Please copy all the lines that follow, word for word.

━━━━━━━━

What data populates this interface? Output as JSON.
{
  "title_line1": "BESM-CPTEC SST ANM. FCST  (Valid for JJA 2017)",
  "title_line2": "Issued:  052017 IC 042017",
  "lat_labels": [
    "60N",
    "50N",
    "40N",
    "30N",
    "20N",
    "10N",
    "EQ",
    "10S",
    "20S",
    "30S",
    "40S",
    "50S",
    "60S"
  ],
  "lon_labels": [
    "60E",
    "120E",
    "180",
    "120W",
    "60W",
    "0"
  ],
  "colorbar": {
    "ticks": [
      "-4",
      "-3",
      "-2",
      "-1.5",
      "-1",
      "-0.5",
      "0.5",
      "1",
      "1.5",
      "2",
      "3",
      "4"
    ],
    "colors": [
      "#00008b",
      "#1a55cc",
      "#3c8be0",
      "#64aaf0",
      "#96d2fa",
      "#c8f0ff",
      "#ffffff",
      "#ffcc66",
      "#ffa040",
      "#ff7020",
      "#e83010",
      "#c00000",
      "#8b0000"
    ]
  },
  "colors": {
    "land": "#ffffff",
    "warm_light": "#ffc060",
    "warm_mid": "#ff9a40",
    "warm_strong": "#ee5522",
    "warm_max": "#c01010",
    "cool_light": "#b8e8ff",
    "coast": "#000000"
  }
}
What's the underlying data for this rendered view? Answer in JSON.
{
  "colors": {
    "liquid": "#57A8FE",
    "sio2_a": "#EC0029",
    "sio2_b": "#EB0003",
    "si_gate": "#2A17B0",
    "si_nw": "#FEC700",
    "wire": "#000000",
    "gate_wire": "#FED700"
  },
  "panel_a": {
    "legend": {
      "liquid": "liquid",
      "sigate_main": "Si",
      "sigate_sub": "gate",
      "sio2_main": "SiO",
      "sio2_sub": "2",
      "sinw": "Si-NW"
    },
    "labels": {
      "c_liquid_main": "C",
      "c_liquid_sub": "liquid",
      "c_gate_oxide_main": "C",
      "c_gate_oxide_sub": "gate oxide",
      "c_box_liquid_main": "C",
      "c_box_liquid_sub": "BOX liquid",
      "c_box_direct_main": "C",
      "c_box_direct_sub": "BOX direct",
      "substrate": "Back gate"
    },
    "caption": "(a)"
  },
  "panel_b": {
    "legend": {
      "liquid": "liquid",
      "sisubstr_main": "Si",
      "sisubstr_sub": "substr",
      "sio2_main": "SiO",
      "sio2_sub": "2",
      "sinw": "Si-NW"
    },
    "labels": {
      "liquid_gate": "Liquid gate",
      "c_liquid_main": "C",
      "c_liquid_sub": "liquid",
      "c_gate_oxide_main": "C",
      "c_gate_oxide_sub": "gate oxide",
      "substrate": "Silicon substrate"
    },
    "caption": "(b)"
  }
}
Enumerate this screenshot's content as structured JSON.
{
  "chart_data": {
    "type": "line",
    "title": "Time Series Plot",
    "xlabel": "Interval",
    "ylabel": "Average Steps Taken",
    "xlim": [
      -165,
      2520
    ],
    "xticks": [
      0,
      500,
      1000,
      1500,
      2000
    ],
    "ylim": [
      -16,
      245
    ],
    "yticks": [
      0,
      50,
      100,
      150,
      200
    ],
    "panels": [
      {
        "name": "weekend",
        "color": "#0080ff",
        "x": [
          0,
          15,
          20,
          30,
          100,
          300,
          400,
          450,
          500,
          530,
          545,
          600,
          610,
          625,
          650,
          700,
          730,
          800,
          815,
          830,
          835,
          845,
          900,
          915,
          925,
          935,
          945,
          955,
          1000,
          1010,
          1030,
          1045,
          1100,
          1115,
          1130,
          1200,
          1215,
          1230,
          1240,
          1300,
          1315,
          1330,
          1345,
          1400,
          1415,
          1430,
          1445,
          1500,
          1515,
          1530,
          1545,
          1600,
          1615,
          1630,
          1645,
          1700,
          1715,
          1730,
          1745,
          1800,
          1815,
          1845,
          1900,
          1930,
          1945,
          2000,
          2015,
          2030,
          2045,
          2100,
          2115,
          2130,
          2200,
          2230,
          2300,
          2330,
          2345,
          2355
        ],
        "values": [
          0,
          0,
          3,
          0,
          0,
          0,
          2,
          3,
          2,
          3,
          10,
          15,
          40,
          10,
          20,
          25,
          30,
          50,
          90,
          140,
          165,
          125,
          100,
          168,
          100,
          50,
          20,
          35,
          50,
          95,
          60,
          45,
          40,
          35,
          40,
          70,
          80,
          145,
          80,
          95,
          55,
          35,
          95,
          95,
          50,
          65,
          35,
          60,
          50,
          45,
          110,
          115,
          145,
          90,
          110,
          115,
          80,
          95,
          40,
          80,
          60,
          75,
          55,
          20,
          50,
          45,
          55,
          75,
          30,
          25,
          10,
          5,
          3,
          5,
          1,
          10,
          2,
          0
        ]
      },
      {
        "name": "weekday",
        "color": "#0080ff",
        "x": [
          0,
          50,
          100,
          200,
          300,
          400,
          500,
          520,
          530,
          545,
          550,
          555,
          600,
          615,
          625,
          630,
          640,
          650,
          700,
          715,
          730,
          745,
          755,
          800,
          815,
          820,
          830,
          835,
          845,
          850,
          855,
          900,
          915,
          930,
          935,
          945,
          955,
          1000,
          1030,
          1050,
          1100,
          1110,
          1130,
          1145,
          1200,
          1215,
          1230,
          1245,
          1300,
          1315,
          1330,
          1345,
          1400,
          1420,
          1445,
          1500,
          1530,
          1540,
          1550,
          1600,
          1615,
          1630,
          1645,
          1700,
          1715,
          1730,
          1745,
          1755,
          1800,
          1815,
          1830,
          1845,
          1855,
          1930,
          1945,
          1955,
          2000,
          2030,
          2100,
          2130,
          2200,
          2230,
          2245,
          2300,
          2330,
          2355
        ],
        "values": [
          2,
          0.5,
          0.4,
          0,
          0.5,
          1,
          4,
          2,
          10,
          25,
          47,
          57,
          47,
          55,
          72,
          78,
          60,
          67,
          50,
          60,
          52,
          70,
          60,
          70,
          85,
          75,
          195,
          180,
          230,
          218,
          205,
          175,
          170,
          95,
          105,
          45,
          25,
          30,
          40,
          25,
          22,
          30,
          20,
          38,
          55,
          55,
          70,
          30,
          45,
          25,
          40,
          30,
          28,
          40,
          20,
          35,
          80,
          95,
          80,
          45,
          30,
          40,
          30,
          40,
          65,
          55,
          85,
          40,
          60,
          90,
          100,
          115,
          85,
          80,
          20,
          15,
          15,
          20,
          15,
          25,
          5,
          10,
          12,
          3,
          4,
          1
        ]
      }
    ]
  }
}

━━━━━━━━

SOLUTION BELOW –
What data populates this interface? Output as JSON.
{
  "title_line1": "BESM-CPTEC SST ANM. FCST  (Valid for JJA 2017)",
  "title_line2": "Issued:  052017 IC 042017",
  "lat_labels": [
    "60N",
    "50N",
    "40N",
    "30N",
    "20N",
    "10N",
    "EQ",
    "10S",
    "20S",
    "30S",
    "40S",
    "50S",
    "60S"
  ],
  "lon_labels": [
    "60E",
    "120E",
    "180",
    "120W",
    "60W",
    "0"
  ],
  "colorbar": {
    "ticks": [
      "-4",
      "-3",
      "-2",
      "-1.5",
      "-1",
      "-0.5",
      "0.5",
      "1",
      "1.5",
      "2",
      "3",
      "4"
    ],
    "colors": [
      "#00008b",
      "#1a55cc",
      "#3c8be0",
      "#64aaf0",
      "#96d2fa",
      "#c8f0ff",
      "#ffffff",
      "#ffcc66",
      "#ffa040",
      "#ff7020",
      "#e83010",
      "#c00000",
      "#8b0000"
    ]
  },
  "colors": {
    "land": "#ffffff",
    "warm_light": "#ffc060",
    "warm_mid": "#ff9a40",
    "warm_strong": "#ee5522",
    "warm_max": "#c01010",
    "cool_light": "#b8e8ff",
    "coast": "#000000"
  }
}
What's the underlying data for this rendered view? Answer in JSON.
{
  "colors": {
    "liquid": "#57A8FE",
    "sio2_a": "#EC0029",
    "sio2_b": "#EB0003",
    "si_gate": "#2A17B0",
    "si_nw": "#FEC700",
    "wire": "#000000",
    "gate_wire": "#FED700"
  },
  "panel_a": {
    "legend": {
      "liquid": "liquid",
      "sigate_main": "Si",
      "sigate_sub": "gate",
      "sio2_main": "SiO",
      "sio2_sub": "2",
      "sinw": "Si-NW"
    },
    "labels": {
      "c_liquid_main": "C",
      "c_liquid_sub": "liquid",
      "c_gate_oxide_main": "C",
      "c_gate_oxide_sub": "gate oxide",
      "c_box_liquid_main": "C",
      "c_box_liquid_sub": "BOX liquid",
      "c_box_direct_main": "C",
      "c_box_direct_sub": "BOX direct",
      "substrate": "Back gate"
    },
    "caption": "(a)"
  },
  "panel_b": {
    "legend": {
      "liquid": "liquid",
      "sisubstr_main": "Si",
      "sisubstr_sub": "substr",
      "sio2_main": "SiO",
      "sio2_sub": "2",
      "sinw": "Si-NW"
    },
    "labels": {
      "liquid_gate": "Liquid gate",
      "c_liquid_main": "C",
      "c_liquid_sub": "liquid",
      "c_gate_oxide_main": "C",
      "c_gate_oxide_sub": "gate oxide",
      "substrate": "Silicon substrate"
    },
    "caption": "(b)"
  }
}
Enumerate this screenshot's content as structured JSON.
{
  "chart_data": {
    "type": "line",
    "title": "Time Series Plot",
    "xlabel": "Interval",
    "ylabel": "Average Steps Taken",
    "xlim": [
      -165,
      2520
    ],
    "xticks": [
      0,
      500,
      1000,
      1500,
      2000
    ],
    "ylim": [
      -16,
      245
    ],
    "yticks": [
      0,
      50,
      100,
      150,
      200
    ],
    "panels": [
      {
        "name": "weekend",
        "color": "#0080ff",
        "x": [
          0,
          15,
          20,
          30,
          100,
          300,
          400,
          450,
          500,
          530,
          545,
          600,
          610,
          625,
          650,
          700,
          730,
          800,
          815,
          830,
          835,
          845,
          900,
          915,
          925,
          935,
          945,
          955,
          1000,
          1010,
          1030,
          1045,
          1100,
          1115,
          1130,
          1200,
          1215,
          1230,
          1240,
          1300,
          1315,
          1330,
          1345,
          1400,
          1415,
          1430,
          1445,
          1500,
          1515,
          1530,
          1545,
          1600,
          1615,
          1630,
          1645,
          1700,
          1715,
          1730,
          1745,
          1800,
          1815,
          1845,
          1900,
          1930,
          1945,
          2000,
          2015,
          2030,
          2045,
          2100,
          2115,
          2130,
          2200,
          2230,
          2300,
          2330,
          2345,
          2355
        ],
        "values": [
          0,
          0,
          3,
          0,
          0,
          0,
          2,
          3,
          2,
          3,
          10,
          15,
          40,
          10,
          20,
          25,
          30,
          50,
          90,
          140,
          165,
          125,
          100,
          168,
          100,
          50,
          20,
          35,
          50,
          95,
          60,
          45,
          40,
          35,
          40,
          70,
          80,
          145,
          80,
          95,
          55,
          35,
          95,
          95,
          50,
          65,
          35,
          60,
          50,
          45,
          110,
          115,
          145,
          90,
          110,
          115,
          80,
          95,
          40,
          80,
          60,
          75,
          55,
          20,
          50,
          45,
          55,
          75,
          30,
          25,
          10,
          5,
          3,
          5,
          1,
          10,
          2,
          0
        ]
      },
      {
        "name": "weekday",
        "color": "#0080ff",
        "x": [
          0,
          50,
          100,
          200,
          300,
          400,
          500,
          520,
          530,
          545,
          550,
          555,
          600,
          615,
          625,
          630,
          640,
          650,
          700,
          715,
          730,
          745,
          755,
          800,
          815,
          820,
          830,
          835,
          845,
          850,
          855,
          900,
          915,
          930,
          935,
          945,
          955,
          1000,
          1030,
          1050,
          1100,
          1110,
          1130,
          1145,
          1200,
          1215,
          1230,
          1245,
          1300,
          1315,
          1330,
          1345,
          1400,
          1420,
          1445,
          1500,
          1530,
          1540,
          1550,
          1600,
          1615,
          1630,
          1645,
          1700,
          1715,
          1730,
          1745,
          1755,
          1800,
          1815,
          1830,
          1845,
          1855,
          1930,
          1945,
          1955,
          2000,
          2030,
          2100,
          2130,
          2200,
          2230,
          2245,
          2300,
          2330,
          2355
        ],
        "values": [
          2,
          0.5,
          0.4,
          0,
          0.5,
          1,
          4,
          2,
          10,
          25,
          47,
          57,
          47,
          55,
          72,
          78,
          60,
          67,
          50,
          60,
          52,
          70,
          60,
          70,
          85,
          75,
          195,
          180,
          230,
          218,
          205,
          175,
          170,
          95,
          105,
          45,
          25,
          30,
          40,
          25,
          22,
          30,
          20,
          38,
          55,
          55,
          70,
          30,
          45,
          25,
          40,
          30,
          28,
          40,
          20,
          35,
          80,
          95,
          80,
          45,
          30,
          40,
          30,
          40,
          65,
          55,
          85,
          40,
          60,
          90,
          100,
          115,
          85,
          80,
          20,
          15,
          15,
          20,
          15,
          25,
          5,
          10,
          12,
          3,
          4,
          1
        ]
      }
    ]
  }
}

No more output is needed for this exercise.